═══ Information supplied

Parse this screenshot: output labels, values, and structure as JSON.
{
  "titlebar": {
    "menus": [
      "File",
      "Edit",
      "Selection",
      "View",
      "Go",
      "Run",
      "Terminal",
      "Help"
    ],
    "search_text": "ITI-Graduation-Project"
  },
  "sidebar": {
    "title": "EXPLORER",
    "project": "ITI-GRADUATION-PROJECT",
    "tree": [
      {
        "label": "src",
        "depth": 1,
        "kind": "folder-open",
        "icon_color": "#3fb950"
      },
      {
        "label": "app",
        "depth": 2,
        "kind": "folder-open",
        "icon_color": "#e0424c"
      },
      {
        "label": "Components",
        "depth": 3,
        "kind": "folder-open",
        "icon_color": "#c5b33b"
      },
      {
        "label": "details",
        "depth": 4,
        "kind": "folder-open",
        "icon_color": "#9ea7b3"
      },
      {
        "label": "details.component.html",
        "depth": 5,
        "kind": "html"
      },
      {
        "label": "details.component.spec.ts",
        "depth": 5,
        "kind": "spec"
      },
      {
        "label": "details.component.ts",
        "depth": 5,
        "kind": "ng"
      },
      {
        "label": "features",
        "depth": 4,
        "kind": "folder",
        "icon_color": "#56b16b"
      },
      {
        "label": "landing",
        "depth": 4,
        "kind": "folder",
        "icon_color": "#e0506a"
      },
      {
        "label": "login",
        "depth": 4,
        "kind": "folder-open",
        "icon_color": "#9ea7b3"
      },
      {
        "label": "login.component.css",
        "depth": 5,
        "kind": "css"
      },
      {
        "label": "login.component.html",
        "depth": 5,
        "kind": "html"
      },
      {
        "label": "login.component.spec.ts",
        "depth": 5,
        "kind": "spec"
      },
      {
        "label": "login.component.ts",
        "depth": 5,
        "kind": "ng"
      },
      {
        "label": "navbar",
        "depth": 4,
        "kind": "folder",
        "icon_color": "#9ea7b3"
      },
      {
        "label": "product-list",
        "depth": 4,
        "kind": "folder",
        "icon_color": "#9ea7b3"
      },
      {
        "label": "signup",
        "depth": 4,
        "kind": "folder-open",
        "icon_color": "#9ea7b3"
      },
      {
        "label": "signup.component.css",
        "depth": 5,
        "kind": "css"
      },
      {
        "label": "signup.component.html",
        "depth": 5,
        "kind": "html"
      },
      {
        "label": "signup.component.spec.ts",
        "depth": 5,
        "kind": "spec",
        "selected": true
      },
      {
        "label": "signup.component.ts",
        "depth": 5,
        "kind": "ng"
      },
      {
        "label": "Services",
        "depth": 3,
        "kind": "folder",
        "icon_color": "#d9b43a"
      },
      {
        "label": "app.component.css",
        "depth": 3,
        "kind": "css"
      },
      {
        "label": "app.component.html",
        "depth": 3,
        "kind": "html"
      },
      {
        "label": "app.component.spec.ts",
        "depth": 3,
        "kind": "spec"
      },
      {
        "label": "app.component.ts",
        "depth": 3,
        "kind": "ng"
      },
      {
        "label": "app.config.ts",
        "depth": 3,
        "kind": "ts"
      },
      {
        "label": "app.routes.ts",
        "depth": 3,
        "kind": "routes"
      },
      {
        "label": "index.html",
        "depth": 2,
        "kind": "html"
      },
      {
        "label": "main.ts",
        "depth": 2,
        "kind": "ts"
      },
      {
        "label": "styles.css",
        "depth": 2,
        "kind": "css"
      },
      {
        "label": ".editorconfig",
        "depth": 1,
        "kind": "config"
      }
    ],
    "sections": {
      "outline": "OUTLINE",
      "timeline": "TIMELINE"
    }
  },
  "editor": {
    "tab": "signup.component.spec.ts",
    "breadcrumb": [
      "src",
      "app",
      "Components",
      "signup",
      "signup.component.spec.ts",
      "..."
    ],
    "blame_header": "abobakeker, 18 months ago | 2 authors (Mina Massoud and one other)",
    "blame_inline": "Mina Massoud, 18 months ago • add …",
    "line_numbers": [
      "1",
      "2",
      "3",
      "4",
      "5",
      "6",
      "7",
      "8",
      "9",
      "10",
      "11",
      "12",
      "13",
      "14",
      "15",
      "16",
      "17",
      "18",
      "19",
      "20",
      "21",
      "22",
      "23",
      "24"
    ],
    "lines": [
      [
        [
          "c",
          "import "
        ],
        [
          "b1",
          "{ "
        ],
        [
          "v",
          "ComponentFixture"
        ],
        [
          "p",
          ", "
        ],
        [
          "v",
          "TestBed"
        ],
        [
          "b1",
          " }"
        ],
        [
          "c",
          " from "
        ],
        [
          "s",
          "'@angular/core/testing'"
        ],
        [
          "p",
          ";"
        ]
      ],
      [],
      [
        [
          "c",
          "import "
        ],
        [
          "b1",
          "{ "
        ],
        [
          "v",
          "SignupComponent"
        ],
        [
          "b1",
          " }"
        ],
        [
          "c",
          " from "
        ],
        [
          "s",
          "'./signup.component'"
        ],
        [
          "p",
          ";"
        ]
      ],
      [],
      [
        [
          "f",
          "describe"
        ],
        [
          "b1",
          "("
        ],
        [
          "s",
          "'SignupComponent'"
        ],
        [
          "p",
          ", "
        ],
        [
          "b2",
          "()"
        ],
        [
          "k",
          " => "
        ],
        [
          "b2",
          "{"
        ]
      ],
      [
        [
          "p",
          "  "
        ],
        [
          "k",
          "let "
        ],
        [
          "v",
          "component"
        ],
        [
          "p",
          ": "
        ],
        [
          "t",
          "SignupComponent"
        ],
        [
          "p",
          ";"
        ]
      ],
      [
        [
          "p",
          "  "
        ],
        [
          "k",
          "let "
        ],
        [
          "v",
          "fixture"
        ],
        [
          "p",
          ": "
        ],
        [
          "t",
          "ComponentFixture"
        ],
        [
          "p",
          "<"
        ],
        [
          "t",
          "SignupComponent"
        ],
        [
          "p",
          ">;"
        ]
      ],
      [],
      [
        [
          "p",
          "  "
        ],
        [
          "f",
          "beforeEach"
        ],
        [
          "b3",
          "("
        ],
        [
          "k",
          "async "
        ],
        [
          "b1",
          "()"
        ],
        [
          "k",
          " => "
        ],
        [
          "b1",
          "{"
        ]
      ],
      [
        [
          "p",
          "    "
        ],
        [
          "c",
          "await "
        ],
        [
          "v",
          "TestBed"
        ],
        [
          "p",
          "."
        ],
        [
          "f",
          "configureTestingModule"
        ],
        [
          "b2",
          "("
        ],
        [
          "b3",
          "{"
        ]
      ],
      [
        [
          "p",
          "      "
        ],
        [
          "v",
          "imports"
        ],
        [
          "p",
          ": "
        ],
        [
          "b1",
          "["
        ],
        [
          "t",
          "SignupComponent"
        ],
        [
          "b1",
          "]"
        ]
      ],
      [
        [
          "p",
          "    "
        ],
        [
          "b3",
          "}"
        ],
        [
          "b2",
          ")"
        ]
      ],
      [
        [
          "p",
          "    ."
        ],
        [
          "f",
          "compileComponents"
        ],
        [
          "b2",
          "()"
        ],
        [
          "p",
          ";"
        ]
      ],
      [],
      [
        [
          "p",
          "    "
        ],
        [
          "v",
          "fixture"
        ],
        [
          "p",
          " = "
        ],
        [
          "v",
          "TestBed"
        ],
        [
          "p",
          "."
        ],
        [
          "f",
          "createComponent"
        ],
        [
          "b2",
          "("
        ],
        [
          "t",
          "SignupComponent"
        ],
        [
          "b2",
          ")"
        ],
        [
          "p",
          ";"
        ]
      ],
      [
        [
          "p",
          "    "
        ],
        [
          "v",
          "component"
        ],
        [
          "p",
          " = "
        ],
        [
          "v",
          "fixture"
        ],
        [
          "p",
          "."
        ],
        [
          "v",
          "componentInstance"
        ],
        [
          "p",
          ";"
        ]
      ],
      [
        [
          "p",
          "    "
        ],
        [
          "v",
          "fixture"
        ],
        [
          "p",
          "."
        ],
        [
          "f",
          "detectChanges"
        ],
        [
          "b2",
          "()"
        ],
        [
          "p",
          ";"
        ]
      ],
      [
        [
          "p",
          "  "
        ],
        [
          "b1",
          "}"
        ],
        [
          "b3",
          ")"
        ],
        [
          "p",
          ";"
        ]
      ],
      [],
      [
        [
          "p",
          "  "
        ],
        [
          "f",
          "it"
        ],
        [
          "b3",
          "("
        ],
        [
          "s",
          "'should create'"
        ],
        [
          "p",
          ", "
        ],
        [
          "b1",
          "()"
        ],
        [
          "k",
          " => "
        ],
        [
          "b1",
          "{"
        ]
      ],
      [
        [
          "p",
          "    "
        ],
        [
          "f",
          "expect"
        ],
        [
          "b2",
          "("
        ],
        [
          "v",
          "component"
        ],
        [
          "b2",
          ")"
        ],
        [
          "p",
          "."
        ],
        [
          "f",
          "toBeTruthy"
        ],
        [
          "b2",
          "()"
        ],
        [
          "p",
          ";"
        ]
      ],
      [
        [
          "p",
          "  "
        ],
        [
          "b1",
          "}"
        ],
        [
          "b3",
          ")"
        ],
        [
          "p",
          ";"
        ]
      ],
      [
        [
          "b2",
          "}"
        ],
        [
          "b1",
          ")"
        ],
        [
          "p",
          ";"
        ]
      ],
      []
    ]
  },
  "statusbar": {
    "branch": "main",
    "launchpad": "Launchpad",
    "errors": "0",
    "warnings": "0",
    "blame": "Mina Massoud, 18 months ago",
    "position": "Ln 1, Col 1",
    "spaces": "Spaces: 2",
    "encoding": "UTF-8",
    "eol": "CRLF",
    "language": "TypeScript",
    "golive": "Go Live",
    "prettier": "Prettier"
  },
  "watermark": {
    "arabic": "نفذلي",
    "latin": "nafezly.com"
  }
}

══════

Your goal:
Collect the lines that hold "details".

Expected answer:
        "label": "details",
        "label": "details.component.html",
        "label": "details.component.spec.ts",
        "label": "details.component.ts",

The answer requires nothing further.